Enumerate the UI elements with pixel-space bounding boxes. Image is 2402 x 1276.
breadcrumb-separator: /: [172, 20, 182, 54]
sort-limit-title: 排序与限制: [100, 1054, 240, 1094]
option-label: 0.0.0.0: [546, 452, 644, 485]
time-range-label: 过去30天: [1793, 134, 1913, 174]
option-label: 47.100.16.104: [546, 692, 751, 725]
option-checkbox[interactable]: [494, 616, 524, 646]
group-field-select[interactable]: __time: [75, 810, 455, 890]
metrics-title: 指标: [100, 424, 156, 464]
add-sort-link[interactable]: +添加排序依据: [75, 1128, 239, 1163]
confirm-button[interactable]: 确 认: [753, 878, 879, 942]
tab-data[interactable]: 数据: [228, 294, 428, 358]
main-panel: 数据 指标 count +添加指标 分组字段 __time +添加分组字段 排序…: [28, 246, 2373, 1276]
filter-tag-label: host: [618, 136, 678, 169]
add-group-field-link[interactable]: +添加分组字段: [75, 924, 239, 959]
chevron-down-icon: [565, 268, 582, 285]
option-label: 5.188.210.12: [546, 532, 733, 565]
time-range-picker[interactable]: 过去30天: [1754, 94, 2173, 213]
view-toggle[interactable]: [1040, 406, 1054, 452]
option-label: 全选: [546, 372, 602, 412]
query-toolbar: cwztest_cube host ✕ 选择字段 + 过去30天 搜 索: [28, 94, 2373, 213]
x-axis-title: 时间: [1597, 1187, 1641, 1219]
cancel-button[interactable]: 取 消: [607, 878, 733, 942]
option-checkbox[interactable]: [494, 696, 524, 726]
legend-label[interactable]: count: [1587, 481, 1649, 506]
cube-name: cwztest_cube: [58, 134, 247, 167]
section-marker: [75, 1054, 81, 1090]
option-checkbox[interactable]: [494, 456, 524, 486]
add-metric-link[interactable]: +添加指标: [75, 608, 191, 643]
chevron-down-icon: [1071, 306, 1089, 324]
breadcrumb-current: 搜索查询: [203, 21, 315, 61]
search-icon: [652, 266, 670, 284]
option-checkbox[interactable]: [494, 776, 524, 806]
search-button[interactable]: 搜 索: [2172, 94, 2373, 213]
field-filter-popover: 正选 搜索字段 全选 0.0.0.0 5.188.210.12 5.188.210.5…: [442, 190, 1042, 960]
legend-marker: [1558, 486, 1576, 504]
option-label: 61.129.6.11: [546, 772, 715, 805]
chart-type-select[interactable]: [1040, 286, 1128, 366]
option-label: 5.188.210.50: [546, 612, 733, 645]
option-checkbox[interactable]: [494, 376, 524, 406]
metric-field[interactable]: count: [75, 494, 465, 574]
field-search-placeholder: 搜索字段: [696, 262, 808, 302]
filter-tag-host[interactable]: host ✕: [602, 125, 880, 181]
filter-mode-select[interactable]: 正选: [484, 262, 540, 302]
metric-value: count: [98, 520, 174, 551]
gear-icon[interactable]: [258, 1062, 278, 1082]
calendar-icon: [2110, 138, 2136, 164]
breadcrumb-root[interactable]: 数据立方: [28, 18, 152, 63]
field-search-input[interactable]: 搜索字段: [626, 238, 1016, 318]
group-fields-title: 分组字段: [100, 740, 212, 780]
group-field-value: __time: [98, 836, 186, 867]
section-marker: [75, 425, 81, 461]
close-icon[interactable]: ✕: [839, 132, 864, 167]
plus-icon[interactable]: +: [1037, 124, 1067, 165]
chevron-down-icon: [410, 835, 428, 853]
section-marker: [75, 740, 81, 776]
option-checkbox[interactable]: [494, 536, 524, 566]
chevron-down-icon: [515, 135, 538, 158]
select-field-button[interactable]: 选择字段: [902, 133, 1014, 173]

---

# TASK GOAL:
Please update the entries above so that each "chevron-down-icon" becomes "caret-down-icon", keeping everything else the same.

# RESULT:
Enumerate the UI elements with pixel-space bounding boxes. Image is 2402 x 1276.
breadcrumb-separator: /: [172, 20, 182, 54]
sort-limit-title: 排序与限制: [100, 1054, 240, 1094]
option-label: 0.0.0.0: [546, 452, 644, 485]
time-range-label: 过去30天: [1793, 134, 1913, 174]
option-label: 47.100.16.104: [546, 692, 751, 725]
option-checkbox[interactable]: [494, 616, 524, 646]
group-field-select[interactable]: __time: [75, 810, 455, 890]
metrics-title: 指标: [100, 424, 156, 464]
add-sort-link[interactable]: +添加排序依据: [75, 1128, 239, 1163]
confirm-button[interactable]: 确 认: [753, 878, 879, 942]
tab-data[interactable]: 数据: [228, 294, 428, 358]
main-panel: 数据 指标 count +添加指标 分组字段 __time +添加分组字段 排序…: [28, 246, 2373, 1276]
filter-tag-label: host: [618, 136, 678, 169]
add-group-field-link[interactable]: +添加分组字段: [75, 924, 239, 959]
caret-down-icon: [565, 268, 582, 285]
option-label: 5.188.210.12: [546, 532, 733, 565]
time-range-picker[interactable]: 过去30天: [1754, 94, 2173, 213]
view-toggle[interactable]: [1040, 406, 1054, 452]
option-label: 全选: [546, 372, 602, 412]
query-toolbar: cwztest_cube host ✕ 选择字段 + 过去30天 搜 索: [28, 94, 2373, 213]
x-axis-title: 时间: [1597, 1187, 1641, 1219]
cancel-button[interactable]: 取 消: [607, 878, 733, 942]
option-checkbox[interactable]: [494, 696, 524, 726]
legend-label[interactable]: count: [1587, 481, 1649, 506]
cube-name: cwztest_cube: [58, 134, 247, 167]
section-marker: [75, 1054, 81, 1090]
option-checkbox[interactable]: [494, 456, 524, 486]
add-metric-link[interactable]: +添加指标: [75, 608, 191, 643]
caret-down-icon: [1071, 306, 1089, 324]
breadcrumb-current: 搜索查询: [203, 21, 315, 61]
search-icon: [652, 266, 670, 284]
option-checkbox[interactable]: [494, 776, 524, 806]
search-button[interactable]: 搜 索: [2172, 94, 2373, 213]
field-filter-popover: 正选 搜索字段 全选 0.0.0.0 5.188.210.12 5.188.210.5…: [442, 190, 1042, 960]
legend-marker: [1558, 486, 1576, 504]
option-label: 61.129.6.11: [546, 772, 715, 805]
chart-type-select[interactable]: [1040, 286, 1128, 366]
option-label: 5.188.210.50: [546, 612, 733, 645]
option-checkbox[interactable]: [494, 376, 524, 406]
metric-field[interactable]: count: [75, 494, 465, 574]
field-search-placeholder: 搜索字段: [696, 262, 808, 302]
filter-tag-host[interactable]: host ✕: [602, 125, 880, 181]
filter-mode-select[interactable]: 正选: [484, 262, 540, 302]
metric-value: count: [98, 520, 174, 551]
gear-icon[interactable]: [258, 1062, 278, 1082]
calendar-icon: [2110, 138, 2136, 164]
breadcrumb-root[interactable]: 数据立方: [28, 18, 152, 63]
field-search-input[interactable]: 搜索字段: [626, 238, 1016, 318]
group-fields-title: 分组字段: [100, 740, 212, 780]
group-field-value: __time: [98, 836, 186, 867]
section-marker: [75, 425, 81, 461]
close-icon[interactable]: ✕: [839, 132, 864, 167]
plus-icon[interactable]: +: [1037, 124, 1067, 165]
caret-down-icon: [410, 835, 428, 853]
section-marker: [75, 740, 81, 776]
option-checkbox[interactable]: [494, 536, 524, 566]
caret-down-icon: [515, 135, 538, 158]
select-field-button[interactable]: 选择字段: [902, 133, 1014, 173]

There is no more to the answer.